- **Task instructions**
Every line of the records below should be restated exactly.

╔══

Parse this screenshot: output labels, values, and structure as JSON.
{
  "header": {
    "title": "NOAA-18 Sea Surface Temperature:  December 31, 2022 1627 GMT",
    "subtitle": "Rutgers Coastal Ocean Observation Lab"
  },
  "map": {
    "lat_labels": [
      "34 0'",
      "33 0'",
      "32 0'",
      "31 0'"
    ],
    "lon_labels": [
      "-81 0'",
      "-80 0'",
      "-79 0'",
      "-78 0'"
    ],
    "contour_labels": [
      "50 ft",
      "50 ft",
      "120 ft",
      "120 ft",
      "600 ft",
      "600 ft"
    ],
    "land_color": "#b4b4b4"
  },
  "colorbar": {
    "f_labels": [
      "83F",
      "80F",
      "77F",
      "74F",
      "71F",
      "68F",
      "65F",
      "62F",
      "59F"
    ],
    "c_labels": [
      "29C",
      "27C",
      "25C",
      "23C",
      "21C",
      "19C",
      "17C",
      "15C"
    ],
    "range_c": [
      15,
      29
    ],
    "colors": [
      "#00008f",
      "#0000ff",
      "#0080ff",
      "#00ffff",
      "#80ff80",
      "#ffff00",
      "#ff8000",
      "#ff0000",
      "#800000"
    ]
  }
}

╚══

- **Response to this exercise**
Parse this screenshot: output labels, values, and structure as JSON.
{
  "header": {
    "title": "NOAA-18 Sea Surface Temperature:  December 31, 2022 1627 GMT",
    "subtitle": "Rutgers Coastal Ocean Observation Lab"
  },
  "map": {
    "lat_labels": [
      "34 0'",
      "33 0'",
      "32 0'",
      "31 0'"
    ],
    "lon_labels": [
      "-81 0'",
      "-80 0'",
      "-79 0'",
      "-78 0'"
    ],
    "contour_labels": [
      "50 ft",
      "50 ft",
      "120 ft",
      "120 ft",
      "600 ft",
      "600 ft"
    ],
    "land_color": "#b4b4b4"
  },
  "colorbar": {
    "f_labels": [
      "83F",
      "80F",
      "77F",
      "74F",
      "71F",
      "68F",
      "65F",
      "62F",
      "59F"
    ],
    "c_labels": [
      "29C",
      "27C",
      "25C",
      "23C",
      "21C",
      "19C",
      "17C",
      "15C"
    ],
    "range_c": [
      15,
      29
    ],
    "colors": [
      "#00008f",
      "#0000ff",
      "#0080ff",
      "#00ffff",
      "#80ff80",
      "#ffff00",
      "#ff8000",
      "#ff0000",
      "#800000"
    ]
  }
}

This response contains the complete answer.